SET PROBLEM
Please go through the rows below and swap "Localize" for "Locate" wherever it appears, keeping everything else the same. Omit the pictures from your output.

Spatial layout data

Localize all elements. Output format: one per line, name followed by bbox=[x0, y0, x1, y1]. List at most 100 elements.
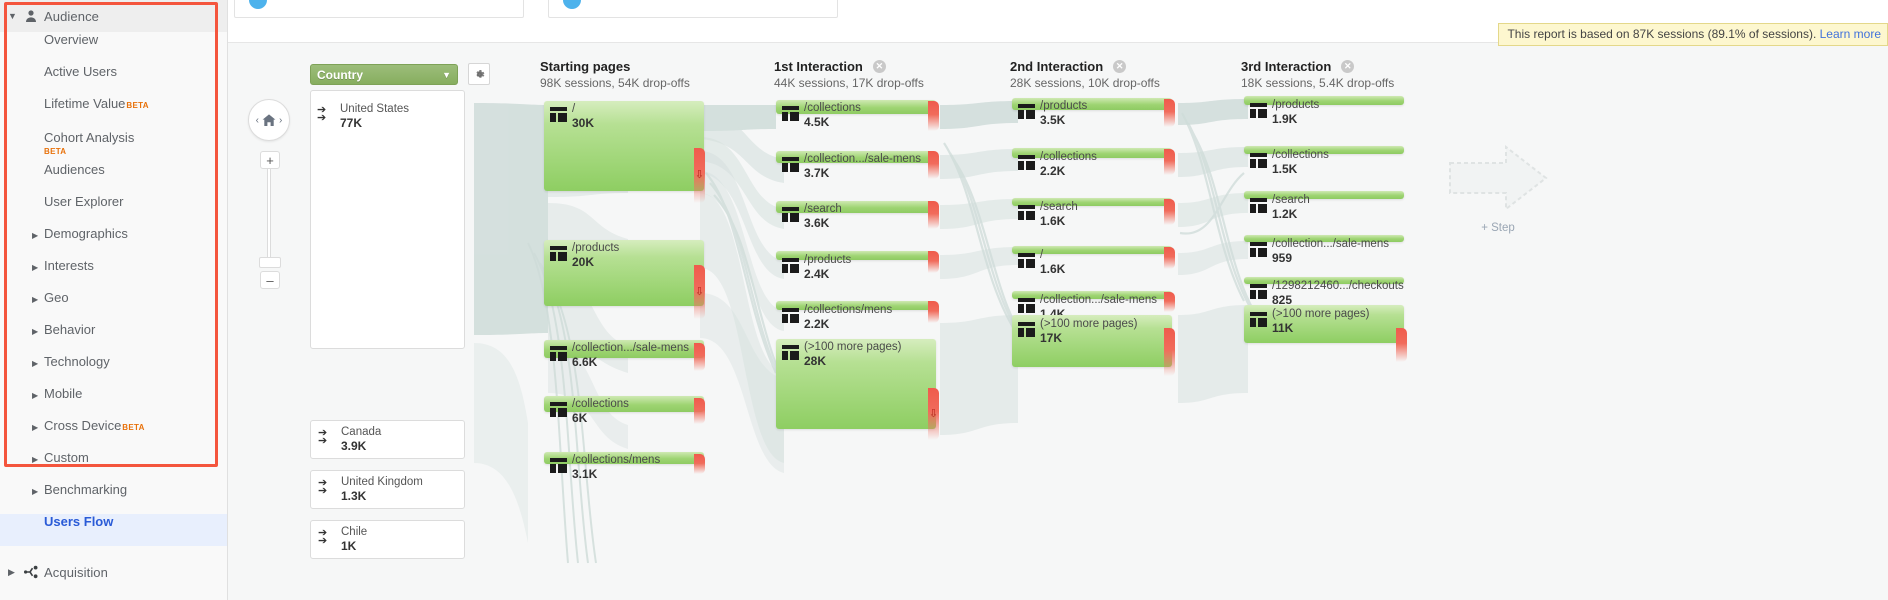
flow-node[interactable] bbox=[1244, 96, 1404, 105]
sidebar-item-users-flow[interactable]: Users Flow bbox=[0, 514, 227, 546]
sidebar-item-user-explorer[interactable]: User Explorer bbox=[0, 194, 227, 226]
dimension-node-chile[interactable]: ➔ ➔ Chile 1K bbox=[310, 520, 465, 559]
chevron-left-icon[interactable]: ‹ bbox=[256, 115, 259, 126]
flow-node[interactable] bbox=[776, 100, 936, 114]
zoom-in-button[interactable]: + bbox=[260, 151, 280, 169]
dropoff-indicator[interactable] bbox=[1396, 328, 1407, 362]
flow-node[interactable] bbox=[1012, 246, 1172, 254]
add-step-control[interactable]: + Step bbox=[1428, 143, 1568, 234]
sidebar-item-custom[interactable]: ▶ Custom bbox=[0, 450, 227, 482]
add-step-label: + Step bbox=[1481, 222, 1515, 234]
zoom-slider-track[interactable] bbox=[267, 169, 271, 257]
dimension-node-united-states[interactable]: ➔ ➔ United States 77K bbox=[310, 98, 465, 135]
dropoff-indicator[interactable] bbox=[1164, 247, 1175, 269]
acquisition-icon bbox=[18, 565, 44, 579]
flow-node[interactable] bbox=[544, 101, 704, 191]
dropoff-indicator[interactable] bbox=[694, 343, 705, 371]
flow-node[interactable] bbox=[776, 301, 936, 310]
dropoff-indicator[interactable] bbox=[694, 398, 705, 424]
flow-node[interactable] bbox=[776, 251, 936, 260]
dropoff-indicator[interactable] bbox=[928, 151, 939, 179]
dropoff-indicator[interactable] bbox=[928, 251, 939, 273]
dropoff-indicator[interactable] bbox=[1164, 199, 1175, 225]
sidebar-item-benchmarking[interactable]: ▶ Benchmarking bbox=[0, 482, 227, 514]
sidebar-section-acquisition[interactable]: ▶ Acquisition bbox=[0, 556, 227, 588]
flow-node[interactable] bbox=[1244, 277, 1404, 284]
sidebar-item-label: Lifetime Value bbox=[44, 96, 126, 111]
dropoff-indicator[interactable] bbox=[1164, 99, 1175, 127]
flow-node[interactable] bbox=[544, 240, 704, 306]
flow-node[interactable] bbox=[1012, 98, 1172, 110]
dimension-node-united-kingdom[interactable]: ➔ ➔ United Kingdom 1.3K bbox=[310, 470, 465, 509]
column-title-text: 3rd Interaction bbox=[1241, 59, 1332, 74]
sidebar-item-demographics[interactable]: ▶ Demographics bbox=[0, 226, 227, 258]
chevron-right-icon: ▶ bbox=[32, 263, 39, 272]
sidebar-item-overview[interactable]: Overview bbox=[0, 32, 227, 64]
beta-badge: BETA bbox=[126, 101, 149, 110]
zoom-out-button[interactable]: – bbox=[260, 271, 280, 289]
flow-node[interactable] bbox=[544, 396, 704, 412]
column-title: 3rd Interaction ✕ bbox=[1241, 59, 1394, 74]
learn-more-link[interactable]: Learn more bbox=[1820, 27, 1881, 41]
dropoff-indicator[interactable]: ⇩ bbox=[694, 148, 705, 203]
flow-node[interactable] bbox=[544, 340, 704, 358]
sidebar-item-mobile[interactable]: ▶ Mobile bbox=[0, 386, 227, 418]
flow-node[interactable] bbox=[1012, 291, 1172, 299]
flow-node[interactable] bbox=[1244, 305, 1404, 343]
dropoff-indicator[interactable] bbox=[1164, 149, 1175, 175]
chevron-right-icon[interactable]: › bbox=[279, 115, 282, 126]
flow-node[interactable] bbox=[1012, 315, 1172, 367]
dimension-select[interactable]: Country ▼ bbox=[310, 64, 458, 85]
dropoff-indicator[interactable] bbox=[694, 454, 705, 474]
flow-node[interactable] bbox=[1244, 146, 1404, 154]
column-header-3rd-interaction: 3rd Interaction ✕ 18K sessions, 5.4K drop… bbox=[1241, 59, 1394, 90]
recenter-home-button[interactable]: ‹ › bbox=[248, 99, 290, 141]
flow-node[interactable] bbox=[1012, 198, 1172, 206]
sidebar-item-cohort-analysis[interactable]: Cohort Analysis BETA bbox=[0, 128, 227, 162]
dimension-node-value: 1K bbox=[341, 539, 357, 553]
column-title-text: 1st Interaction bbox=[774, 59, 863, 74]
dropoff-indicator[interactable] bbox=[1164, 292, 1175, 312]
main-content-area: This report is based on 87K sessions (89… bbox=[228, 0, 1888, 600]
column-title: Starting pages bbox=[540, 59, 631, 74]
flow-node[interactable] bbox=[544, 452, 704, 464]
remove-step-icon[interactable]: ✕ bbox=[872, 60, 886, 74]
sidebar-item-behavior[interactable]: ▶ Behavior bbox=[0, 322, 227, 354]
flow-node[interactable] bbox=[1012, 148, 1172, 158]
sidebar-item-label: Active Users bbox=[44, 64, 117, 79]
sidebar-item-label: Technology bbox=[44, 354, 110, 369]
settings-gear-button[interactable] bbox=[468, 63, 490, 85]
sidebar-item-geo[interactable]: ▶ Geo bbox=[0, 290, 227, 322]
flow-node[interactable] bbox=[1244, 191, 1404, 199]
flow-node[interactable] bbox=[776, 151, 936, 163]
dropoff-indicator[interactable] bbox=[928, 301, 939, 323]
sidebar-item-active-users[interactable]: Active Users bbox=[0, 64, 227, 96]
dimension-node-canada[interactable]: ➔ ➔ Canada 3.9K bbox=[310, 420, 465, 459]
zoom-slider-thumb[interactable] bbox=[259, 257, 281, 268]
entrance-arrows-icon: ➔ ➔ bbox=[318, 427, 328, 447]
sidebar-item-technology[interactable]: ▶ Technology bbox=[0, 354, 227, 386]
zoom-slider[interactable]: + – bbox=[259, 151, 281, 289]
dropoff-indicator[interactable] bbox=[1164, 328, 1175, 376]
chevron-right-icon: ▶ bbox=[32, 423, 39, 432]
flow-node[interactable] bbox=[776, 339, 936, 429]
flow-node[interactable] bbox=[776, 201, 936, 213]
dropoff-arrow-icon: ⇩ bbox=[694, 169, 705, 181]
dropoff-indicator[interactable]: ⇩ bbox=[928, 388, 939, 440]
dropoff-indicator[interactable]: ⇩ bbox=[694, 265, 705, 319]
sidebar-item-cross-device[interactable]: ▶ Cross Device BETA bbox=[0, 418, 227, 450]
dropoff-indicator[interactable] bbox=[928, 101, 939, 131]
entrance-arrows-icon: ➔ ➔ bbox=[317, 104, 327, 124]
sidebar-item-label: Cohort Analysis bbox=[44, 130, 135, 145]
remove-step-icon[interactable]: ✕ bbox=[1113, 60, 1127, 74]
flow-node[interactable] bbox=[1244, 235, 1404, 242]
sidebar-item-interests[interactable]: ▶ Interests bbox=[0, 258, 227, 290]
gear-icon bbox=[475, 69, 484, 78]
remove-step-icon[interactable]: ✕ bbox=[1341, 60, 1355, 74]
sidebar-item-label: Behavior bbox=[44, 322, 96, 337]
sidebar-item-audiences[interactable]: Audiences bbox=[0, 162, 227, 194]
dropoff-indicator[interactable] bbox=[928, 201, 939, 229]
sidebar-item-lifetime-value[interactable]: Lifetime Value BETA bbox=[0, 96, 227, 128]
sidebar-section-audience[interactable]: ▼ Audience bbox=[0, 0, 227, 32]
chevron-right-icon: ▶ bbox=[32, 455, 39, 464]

TASK OUTPUT
Locate all elements. Output format: one per line, name followed by bbox=[x0, y0, x1, y1]. List at most 100 elements.
flow-node[interactable] bbox=[1244, 96, 1404, 105]
sidebar-item-users-flow[interactable]: Users Flow bbox=[0, 514, 227, 546]
sidebar-item-user-explorer[interactable]: User Explorer bbox=[0, 194, 227, 226]
dimension-node-chile[interactable]: ➔ ➔ Chile 1K bbox=[310, 520, 465, 559]
chevron-left-icon[interactable]: ‹ bbox=[256, 115, 259, 126]
flow-node[interactable] bbox=[776, 100, 936, 114]
zoom-in-button[interactable]: + bbox=[260, 151, 280, 169]
dropoff-indicator[interactable] bbox=[1396, 328, 1407, 362]
flow-node[interactable] bbox=[1012, 246, 1172, 254]
add-step-control[interactable]: + Step bbox=[1428, 143, 1568, 234]
sidebar-item-custom[interactable]: ▶ Custom bbox=[0, 450, 227, 482]
add-step-label: + Step bbox=[1481, 222, 1515, 234]
zoom-slider-track[interactable] bbox=[267, 169, 271, 257]
dimension-node-united-states[interactable]: ➔ ➔ United States 77K bbox=[310, 98, 465, 135]
dropoff-indicator[interactable] bbox=[1164, 247, 1175, 269]
acquisition-icon bbox=[18, 565, 44, 579]
flow-node[interactable] bbox=[544, 101, 704, 191]
dropoff-indicator[interactable] bbox=[694, 343, 705, 371]
flow-node[interactable] bbox=[776, 301, 936, 310]
dropoff-indicator[interactable] bbox=[694, 398, 705, 424]
flow-node[interactable] bbox=[776, 251, 936, 260]
dropoff-indicator[interactable] bbox=[928, 151, 939, 179]
dropoff-indicator[interactable] bbox=[928, 251, 939, 273]
dropoff-indicator[interactable] bbox=[1164, 199, 1175, 225]
sidebar-item-benchmarking[interactable]: ▶ Benchmarking bbox=[0, 482, 227, 514]
sidebar-section-acquisition[interactable]: ▶ Acquisition bbox=[0, 556, 227, 588]
flow-node[interactable] bbox=[1244, 277, 1404, 284]
sidebar-item-label: Lifetime Value bbox=[44, 96, 126, 111]
dropoff-indicator[interactable] bbox=[1164, 99, 1175, 127]
flow-node[interactable] bbox=[544, 240, 704, 306]
flow-node[interactable] bbox=[1012, 98, 1172, 110]
dimension-node-united-kingdom[interactable]: ➔ ➔ United Kingdom 1.3K bbox=[310, 470, 465, 509]
column-title-text: 3rd Interaction bbox=[1241, 59, 1332, 74]
sidebar-item-demographics[interactable]: ▶ Demographics bbox=[0, 226, 227, 258]
chevron-right-icon: ▶ bbox=[32, 263, 39, 272]
sidebar-item-overview[interactable]: Overview bbox=[0, 32, 227, 64]
beta-badge: BETA bbox=[126, 101, 149, 110]
zoom-out-button[interactable]: – bbox=[260, 271, 280, 289]
flow-node[interactable] bbox=[544, 396, 704, 412]
column-title: 3rd Interaction ✕ bbox=[1241, 59, 1394, 74]
learn-more-link[interactable]: Learn more bbox=[1820, 27, 1881, 41]
dropoff-indicator[interactable]: ⇩ bbox=[694, 148, 705, 203]
flow-node[interactable] bbox=[544, 340, 704, 358]
sidebar-item-mobile[interactable]: ▶ Mobile bbox=[0, 386, 227, 418]
flow-node[interactable] bbox=[1012, 291, 1172, 299]
flow-node[interactable] bbox=[1244, 305, 1404, 343]
dropoff-indicator[interactable] bbox=[1164, 149, 1175, 175]
chevron-right-icon[interactable]: › bbox=[279, 115, 282, 126]
flow-node[interactable] bbox=[1012, 315, 1172, 367]
dimension-select[interactable]: Country ▼ bbox=[310, 64, 458, 85]
dropoff-indicator[interactable] bbox=[694, 454, 705, 474]
flow-node[interactable] bbox=[1244, 146, 1404, 154]
column-header-3rd-interaction: 3rd Interaction ✕ 18K sessions, 5.4K drop… bbox=[1241, 59, 1394, 90]
recenter-home-button[interactable]: ‹ › bbox=[248, 99, 290, 141]
flow-node[interactable] bbox=[1012, 198, 1172, 206]
sidebar-item-cohort-analysis[interactable]: Cohort Analysis BETA bbox=[0, 128, 227, 162]
dimension-node-value: 1K bbox=[341, 539, 357, 553]
column-title-text: 1st Interaction bbox=[774, 59, 863, 74]
dropoff-indicator[interactable] bbox=[1164, 292, 1175, 312]
main-content-area: This report is based on 87K sessions (89… bbox=[228, 0, 1888, 600]
column-title: Starting pages bbox=[540, 59, 631, 74]
flow-node[interactable] bbox=[544, 452, 704, 464]
remove-step-icon[interactable]: ✕ bbox=[872, 60, 886, 74]
sidebar-item-behavior[interactable]: ▶ Behavior bbox=[0, 322, 227, 354]
flow-node[interactable] bbox=[1012, 148, 1172, 158]
sidebar-item-label: Active Users bbox=[44, 64, 117, 79]
sidebar-item-label: Technology bbox=[44, 354, 110, 369]
settings-gear-button[interactable] bbox=[468, 63, 490, 85]
sidebar-item-geo[interactable]: ▶ Geo bbox=[0, 290, 227, 322]
flow-node[interactable] bbox=[1244, 191, 1404, 199]
flow-node[interactable] bbox=[776, 151, 936, 163]
dropoff-indicator[interactable] bbox=[928, 301, 939, 323]
sidebar-item-active-users[interactable]: Active Users bbox=[0, 64, 227, 96]
dimension-node-canada[interactable]: ➔ ➔ Canada 3.9K bbox=[310, 420, 465, 459]
zoom-slider-thumb[interactable] bbox=[259, 257, 281, 268]
entrance-arrows-icon: ➔ ➔ bbox=[318, 427, 328, 447]
sidebar-item-technology[interactable]: ▶ Technology bbox=[0, 354, 227, 386]
zoom-slider[interactable]: + – bbox=[259, 151, 281, 289]
dropoff-indicator[interactable] bbox=[1164, 328, 1175, 376]
chevron-right-icon: ▶ bbox=[32, 423, 39, 432]
flow-node[interactable] bbox=[776, 339, 936, 429]
flow-node[interactable] bbox=[776, 201, 936, 213]
dropoff-arrow-icon: ⇩ bbox=[694, 169, 705, 181]
dropoff-indicator[interactable]: ⇩ bbox=[928, 388, 939, 440]
dropoff-indicator[interactable]: ⇩ bbox=[694, 265, 705, 319]
sidebar-item-cross-device[interactable]: ▶ Cross Device BETA bbox=[0, 418, 227, 450]
dropoff-indicator[interactable] bbox=[928, 101, 939, 131]
entrance-arrows-icon: ➔ ➔ bbox=[317, 104, 327, 124]
sidebar-item-label: Cohort Analysis bbox=[44, 130, 135, 145]
remove-step-icon[interactable]: ✕ bbox=[1113, 60, 1127, 74]
flow-node[interactable] bbox=[1244, 235, 1404, 242]
sidebar-item-interests[interactable]: ▶ Interests bbox=[0, 258, 227, 290]
gear-icon bbox=[475, 69, 484, 78]
remove-step-icon[interactable]: ✕ bbox=[1341, 60, 1355, 74]
sidebar-item-label: Behavior bbox=[44, 322, 96, 337]
sidebar-item-audiences[interactable]: Audiences bbox=[0, 162, 227, 194]
dropoff-indicator[interactable] bbox=[928, 201, 939, 229]
sidebar-item-lifetime-value[interactable]: Lifetime Value BETA bbox=[0, 96, 227, 128]
sidebar-section-audience[interactable]: ▼ Audience bbox=[0, 0, 227, 32]
chevron-right-icon: ▶ bbox=[32, 455, 39, 464]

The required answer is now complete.